• Aim of the exercise: Copy every entry word for word. Skip the pictures.

• Data records:
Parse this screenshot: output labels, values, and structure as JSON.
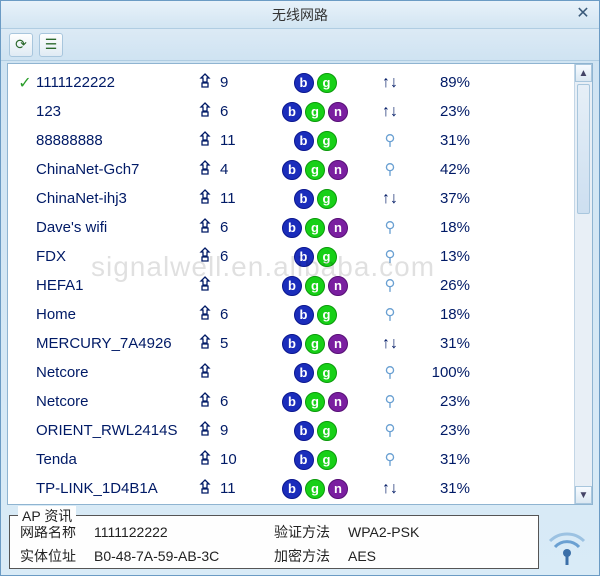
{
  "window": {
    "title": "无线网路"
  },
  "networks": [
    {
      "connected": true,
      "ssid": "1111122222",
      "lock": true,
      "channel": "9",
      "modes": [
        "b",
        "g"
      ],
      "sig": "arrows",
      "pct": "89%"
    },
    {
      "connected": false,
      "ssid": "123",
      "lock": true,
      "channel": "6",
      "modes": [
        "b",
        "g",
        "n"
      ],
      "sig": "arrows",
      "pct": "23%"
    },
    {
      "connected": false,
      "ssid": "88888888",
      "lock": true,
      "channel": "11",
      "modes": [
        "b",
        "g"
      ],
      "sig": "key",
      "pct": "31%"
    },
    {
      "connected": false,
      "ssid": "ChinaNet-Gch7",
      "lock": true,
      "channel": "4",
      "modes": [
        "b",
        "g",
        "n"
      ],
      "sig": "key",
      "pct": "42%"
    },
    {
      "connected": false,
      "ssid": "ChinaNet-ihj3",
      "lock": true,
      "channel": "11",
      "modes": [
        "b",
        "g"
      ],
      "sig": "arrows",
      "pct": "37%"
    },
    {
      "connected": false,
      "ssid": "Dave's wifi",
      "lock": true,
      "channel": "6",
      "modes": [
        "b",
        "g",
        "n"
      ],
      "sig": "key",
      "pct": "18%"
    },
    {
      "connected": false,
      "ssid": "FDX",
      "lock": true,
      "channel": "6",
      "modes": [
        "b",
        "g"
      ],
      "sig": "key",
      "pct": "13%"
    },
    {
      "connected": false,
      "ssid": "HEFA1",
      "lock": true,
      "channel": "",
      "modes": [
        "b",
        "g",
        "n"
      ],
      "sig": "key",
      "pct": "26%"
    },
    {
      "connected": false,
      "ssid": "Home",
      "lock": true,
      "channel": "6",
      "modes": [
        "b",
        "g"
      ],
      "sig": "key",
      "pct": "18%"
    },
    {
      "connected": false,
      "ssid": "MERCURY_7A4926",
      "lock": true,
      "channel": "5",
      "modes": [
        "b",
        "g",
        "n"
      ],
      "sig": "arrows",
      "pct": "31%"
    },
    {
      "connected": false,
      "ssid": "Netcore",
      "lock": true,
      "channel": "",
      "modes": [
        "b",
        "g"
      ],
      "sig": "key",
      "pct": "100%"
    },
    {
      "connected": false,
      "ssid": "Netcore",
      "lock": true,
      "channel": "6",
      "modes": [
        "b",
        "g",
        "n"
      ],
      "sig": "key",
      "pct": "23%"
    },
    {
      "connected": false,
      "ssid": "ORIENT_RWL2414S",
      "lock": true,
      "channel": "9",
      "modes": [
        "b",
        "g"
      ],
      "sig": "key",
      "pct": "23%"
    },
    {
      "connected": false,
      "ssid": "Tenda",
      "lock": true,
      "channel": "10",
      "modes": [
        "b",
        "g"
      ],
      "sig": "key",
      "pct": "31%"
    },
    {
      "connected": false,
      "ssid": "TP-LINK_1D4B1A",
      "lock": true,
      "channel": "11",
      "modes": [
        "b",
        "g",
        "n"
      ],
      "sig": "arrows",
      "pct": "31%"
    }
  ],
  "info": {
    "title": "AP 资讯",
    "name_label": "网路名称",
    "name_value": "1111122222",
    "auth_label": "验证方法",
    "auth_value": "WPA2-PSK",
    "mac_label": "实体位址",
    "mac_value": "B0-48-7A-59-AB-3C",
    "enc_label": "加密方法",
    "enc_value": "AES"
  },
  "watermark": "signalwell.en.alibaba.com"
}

• Problem solution:
Parse this screenshot: output labels, values, and structure as JSON.
{
  "window": {
    "title": "无线网路"
  },
  "networks": [
    {
      "connected": true,
      "ssid": "1111122222",
      "lock": true,
      "channel": "9",
      "modes": [
        "b",
        "g"
      ],
      "sig": "arrows",
      "pct": "89%"
    },
    {
      "connected": false,
      "ssid": "123",
      "lock": true,
      "channel": "6",
      "modes": [
        "b",
        "g",
        "n"
      ],
      "sig": "arrows",
      "pct": "23%"
    },
    {
      "connected": false,
      "ssid": "88888888",
      "lock": true,
      "channel": "11",
      "modes": [
        "b",
        "g"
      ],
      "sig": "key",
      "pct": "31%"
    },
    {
      "connected": false,
      "ssid": "ChinaNet-Gch7",
      "lock": true,
      "channel": "4",
      "modes": [
        "b",
        "g",
        "n"
      ],
      "sig": "key",
      "pct": "42%"
    },
    {
      "connected": false,
      "ssid": "ChinaNet-ihj3",
      "lock": true,
      "channel": "11",
      "modes": [
        "b",
        "g"
      ],
      "sig": "arrows",
      "pct": "37%"
    },
    {
      "connected": false,
      "ssid": "Dave's wifi",
      "lock": true,
      "channel": "6",
      "modes": [
        "b",
        "g",
        "n"
      ],
      "sig": "key",
      "pct": "18%"
    },
    {
      "connected": false,
      "ssid": "FDX",
      "lock": true,
      "channel": "6",
      "modes": [
        "b",
        "g"
      ],
      "sig": "key",
      "pct": "13%"
    },
    {
      "connected": false,
      "ssid": "HEFA1",
      "lock": true,
      "channel": "",
      "modes": [
        "b",
        "g",
        "n"
      ],
      "sig": "key",
      "pct": "26%"
    },
    {
      "connected": false,
      "ssid": "Home",
      "lock": true,
      "channel": "6",
      "modes": [
        "b",
        "g"
      ],
      "sig": "key",
      "pct": "18%"
    },
    {
      "connected": false,
      "ssid": "MERCURY_7A4926",
      "lock": true,
      "channel": "5",
      "modes": [
        "b",
        "g",
        "n"
      ],
      "sig": "arrows",
      "pct": "31%"
    },
    {
      "connected": false,
      "ssid": "Netcore",
      "lock": true,
      "channel": "",
      "modes": [
        "b",
        "g"
      ],
      "sig": "key",
      "pct": "100%"
    },
    {
      "connected": false,
      "ssid": "Netcore",
      "lock": true,
      "channel": "6",
      "modes": [
        "b",
        "g",
        "n"
      ],
      "sig": "key",
      "pct": "23%"
    },
    {
      "connected": false,
      "ssid": "ORIENT_RWL2414S",
      "lock": true,
      "channel": "9",
      "modes": [
        "b",
        "g"
      ],
      "sig": "key",
      "pct": "23%"
    },
    {
      "connected": false,
      "ssid": "Tenda",
      "lock": true,
      "channel": "10",
      "modes": [
        "b",
        "g"
      ],
      "sig": "key",
      "pct": "31%"
    },
    {
      "connected": false,
      "ssid": "TP-LINK_1D4B1A",
      "lock": true,
      "channel": "11",
      "modes": [
        "b",
        "g",
        "n"
      ],
      "sig": "arrows",
      "pct": "31%"
    }
  ],
  "info": {
    "title": "AP 资讯",
    "name_label": "网路名称",
    "name_value": "1111122222",
    "auth_label": "验证方法",
    "auth_value": "WPA2-PSK",
    "mac_label": "实体位址",
    "mac_value": "B0-48-7A-59-AB-3C",
    "enc_label": "加密方法",
    "enc_value": "AES"
  },
  "watermark": "signalwell.en.alibaba.com"
}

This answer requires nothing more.